Figure data in JSON =
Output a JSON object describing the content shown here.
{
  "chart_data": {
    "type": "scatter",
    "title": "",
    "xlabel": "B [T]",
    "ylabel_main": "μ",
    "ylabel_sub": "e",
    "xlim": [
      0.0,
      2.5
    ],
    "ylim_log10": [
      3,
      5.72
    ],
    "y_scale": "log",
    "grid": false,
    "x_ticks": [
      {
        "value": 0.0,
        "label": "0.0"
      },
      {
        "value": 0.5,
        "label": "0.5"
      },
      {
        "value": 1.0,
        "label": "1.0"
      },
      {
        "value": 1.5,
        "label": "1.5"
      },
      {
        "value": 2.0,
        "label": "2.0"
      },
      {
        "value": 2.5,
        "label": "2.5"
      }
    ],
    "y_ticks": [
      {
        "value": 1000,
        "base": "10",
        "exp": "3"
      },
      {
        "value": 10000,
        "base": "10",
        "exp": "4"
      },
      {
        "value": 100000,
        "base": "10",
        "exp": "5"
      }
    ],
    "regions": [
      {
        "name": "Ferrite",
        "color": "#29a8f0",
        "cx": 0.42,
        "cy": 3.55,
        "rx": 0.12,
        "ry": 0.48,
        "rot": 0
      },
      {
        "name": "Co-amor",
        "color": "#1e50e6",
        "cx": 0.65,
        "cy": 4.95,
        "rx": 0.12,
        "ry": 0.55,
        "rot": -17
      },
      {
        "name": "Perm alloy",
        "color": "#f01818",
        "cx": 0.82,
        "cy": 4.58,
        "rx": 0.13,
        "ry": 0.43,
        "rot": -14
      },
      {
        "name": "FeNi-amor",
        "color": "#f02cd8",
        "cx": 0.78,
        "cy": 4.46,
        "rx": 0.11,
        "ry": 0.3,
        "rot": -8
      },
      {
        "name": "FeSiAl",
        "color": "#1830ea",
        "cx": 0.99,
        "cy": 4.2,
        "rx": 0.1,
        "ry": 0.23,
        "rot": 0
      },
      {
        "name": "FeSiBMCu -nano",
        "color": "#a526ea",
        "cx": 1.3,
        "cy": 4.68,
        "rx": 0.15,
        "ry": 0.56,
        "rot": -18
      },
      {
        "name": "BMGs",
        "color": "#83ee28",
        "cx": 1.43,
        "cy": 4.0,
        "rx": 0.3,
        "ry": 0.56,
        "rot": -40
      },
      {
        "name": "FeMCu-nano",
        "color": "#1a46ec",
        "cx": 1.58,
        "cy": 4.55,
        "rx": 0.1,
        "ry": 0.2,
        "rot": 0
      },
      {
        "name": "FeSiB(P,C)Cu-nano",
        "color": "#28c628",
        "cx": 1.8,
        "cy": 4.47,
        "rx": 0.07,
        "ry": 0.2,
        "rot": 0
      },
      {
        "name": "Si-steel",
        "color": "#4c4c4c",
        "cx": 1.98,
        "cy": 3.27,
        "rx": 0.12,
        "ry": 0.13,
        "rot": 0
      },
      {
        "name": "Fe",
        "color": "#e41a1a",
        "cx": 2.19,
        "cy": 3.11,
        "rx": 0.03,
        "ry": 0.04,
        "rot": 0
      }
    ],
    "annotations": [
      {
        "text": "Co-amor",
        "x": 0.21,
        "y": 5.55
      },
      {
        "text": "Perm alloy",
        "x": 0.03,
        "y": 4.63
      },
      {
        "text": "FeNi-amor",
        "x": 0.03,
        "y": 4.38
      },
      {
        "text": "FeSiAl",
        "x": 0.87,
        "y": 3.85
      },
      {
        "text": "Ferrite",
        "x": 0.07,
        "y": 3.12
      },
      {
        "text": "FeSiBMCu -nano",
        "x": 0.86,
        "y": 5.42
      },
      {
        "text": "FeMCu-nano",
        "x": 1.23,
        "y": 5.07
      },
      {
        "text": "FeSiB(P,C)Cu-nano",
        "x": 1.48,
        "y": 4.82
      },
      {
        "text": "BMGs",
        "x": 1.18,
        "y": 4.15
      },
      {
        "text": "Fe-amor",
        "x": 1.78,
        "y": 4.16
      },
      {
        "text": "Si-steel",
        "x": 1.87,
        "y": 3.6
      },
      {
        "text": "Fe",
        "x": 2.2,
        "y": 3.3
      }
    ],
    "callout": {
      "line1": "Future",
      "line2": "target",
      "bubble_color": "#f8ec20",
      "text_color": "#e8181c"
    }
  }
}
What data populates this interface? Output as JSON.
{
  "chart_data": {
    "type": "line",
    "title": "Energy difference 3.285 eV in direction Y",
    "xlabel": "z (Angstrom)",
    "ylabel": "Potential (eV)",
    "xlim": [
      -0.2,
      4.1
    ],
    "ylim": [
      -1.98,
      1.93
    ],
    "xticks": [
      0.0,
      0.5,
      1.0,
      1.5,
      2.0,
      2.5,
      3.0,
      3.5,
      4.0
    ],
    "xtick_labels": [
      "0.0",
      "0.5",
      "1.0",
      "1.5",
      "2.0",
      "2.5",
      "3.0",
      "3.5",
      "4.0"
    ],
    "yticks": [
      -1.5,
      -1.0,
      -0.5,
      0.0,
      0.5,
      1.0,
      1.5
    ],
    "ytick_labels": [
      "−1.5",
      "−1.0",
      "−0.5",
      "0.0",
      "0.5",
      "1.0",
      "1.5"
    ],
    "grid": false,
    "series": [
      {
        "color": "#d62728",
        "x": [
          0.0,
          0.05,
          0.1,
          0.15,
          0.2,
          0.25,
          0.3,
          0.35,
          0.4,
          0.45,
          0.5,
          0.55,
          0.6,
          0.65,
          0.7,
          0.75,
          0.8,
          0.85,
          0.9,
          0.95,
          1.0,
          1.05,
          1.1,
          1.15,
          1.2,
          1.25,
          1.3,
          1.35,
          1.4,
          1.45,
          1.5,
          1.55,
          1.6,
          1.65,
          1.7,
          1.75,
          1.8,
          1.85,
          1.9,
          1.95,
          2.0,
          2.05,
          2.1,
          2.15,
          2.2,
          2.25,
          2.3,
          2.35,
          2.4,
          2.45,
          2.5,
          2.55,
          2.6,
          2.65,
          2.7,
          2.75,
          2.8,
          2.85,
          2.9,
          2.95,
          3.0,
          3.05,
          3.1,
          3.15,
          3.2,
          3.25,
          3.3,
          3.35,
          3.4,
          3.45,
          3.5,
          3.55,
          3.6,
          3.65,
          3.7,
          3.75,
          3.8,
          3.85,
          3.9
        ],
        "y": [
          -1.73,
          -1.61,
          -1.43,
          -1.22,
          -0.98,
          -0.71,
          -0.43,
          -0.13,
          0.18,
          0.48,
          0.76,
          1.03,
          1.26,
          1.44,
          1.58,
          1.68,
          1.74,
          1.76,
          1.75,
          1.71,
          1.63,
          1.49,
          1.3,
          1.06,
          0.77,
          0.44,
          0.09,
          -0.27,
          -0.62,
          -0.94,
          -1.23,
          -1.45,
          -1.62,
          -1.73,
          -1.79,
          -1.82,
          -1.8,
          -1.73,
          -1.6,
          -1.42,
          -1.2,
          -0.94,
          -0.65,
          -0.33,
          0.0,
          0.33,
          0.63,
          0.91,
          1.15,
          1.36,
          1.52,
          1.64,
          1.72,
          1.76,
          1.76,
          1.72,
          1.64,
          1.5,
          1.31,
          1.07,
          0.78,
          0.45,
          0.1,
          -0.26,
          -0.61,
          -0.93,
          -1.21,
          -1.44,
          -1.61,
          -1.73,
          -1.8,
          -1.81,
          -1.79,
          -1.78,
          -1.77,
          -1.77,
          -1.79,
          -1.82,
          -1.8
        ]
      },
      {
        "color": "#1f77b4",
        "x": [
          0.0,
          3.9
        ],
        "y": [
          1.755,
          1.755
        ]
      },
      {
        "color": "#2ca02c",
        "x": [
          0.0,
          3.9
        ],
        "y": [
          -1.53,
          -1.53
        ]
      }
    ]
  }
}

Exercise = Gather every line containing the word "value" and copy it.

Finished task =
        "value": 0.0,
        "value": 0.5,
        "value": 1.0,
        "value": 1.5,
        "value": 2.0,
        "value": 2.5,
        "value": 1000,
        "value": 10000,
        "value": 100000,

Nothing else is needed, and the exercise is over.